Data items:
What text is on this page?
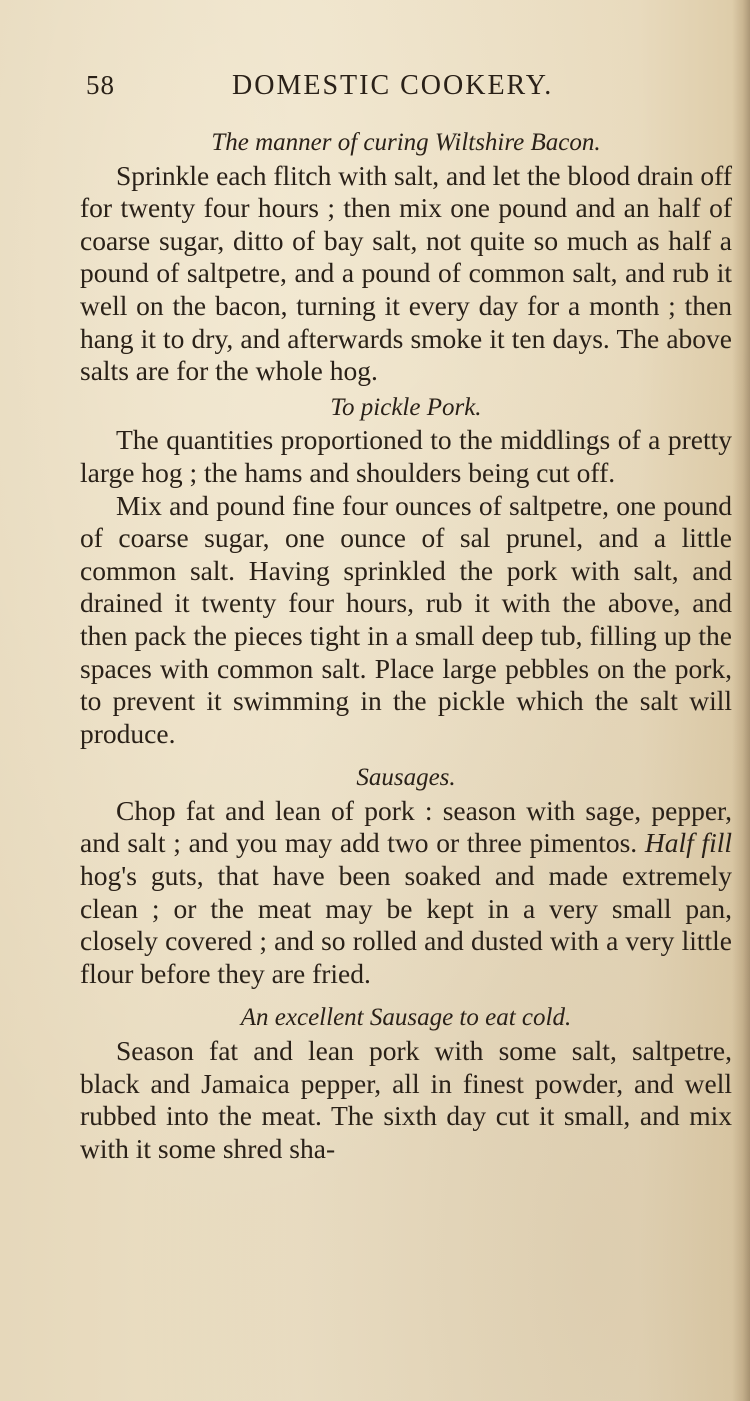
58	DOMESTIC COOKERY.

The manner of curing Wiltshire Bacon.

Sprinkle each flitch with salt, and let the blood drain off for twenty four hours ; then mix one pound and an half of coarse sugar, ditto of bay salt, not quite so much as half a pound of saltpetre, and a pound of common salt, and rub it well on the bacon, turning it every day for a month ; then hang it to dry, and afterwards smoke it ten days. The above salts are for the whole hog.

To pickle Pork.

The quantities proportioned to the middlings of a pretty large hog ; the hams and shoulders being cut off.

Mix and pound fine four ounces of saltpetre, one pound of coarse sugar, one ounce of sal prunel, and a little common salt. Having sprinkled the pork with salt, and drained it twenty four hours, rub it with the above, and then pack the pieces tight in a small deep tub, filling up the spaces with common salt. Place large pebbles on the pork, to prevent it swimming in the pickle which the salt will produce.

Sausages.

Chop fat and lean of pork : season with sage, pepper, and salt ; and you may add two or three pimentos. Half fill hog's guts, that have been soaked and made extremely clean ; or the meat may be kept in a very small pan, closely covered ; and so rolled and dusted with a very little flour before they are fried.

An excellent Sausage to eat cold.

Season fat and lean pork with some salt, saltpetre, black and Jamaica pepper, all in finest powder, and well rubbed into the meat. The sixth day cut it small, and mix with it some shred sha-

# [What is needed]
Leave out the pictures and copy every record above exactly.

# [Response]
What text is on this page?
58	DOMESTIC COOKERY.

The manner of curing Wiltshire Bacon.

Sprinkle each flitch with salt, and let the blood drain off for twenty four hours ; then mix one pound and an half of coarse sugar, ditto of bay salt, not quite so much as half a pound of saltpetre, and a pound of common salt, and rub it well on the bacon, turning it every day for a month ; then hang it to dry, and afterwards smoke it ten days. The above salts are for the whole hog.

To pickle Pork.

The quantities proportioned to the middlings of a pretty large hog ; the hams and shoulders being cut off.

Mix and pound fine four ounces of saltpetre, one pound of coarse sugar, one ounce of sal prunel, and a little common salt. Having sprinkled the pork with salt, and drained it twenty four hours, rub it with the above, and then pack the pieces tight in a small deep tub, filling up the spaces with common salt. Place large pebbles on the pork, to prevent it swimming in the pickle which the salt will produce.

Sausages.

Chop fat and lean of pork : season with sage, pepper, and salt ; and you may add two or three pimentos. Half fill hog's guts, that have been soaked and made extremely clean ; or the meat may be kept in a very small pan, closely covered ; and so rolled and dusted with a very little flour before they are fried.

An excellent Sausage to eat cold.

Season fat and lean pork with some salt, saltpetre, black and Jamaica pepper, all in finest powder, and well rubbed into the meat. The sixth day cut it small, and mix with it some shred sha-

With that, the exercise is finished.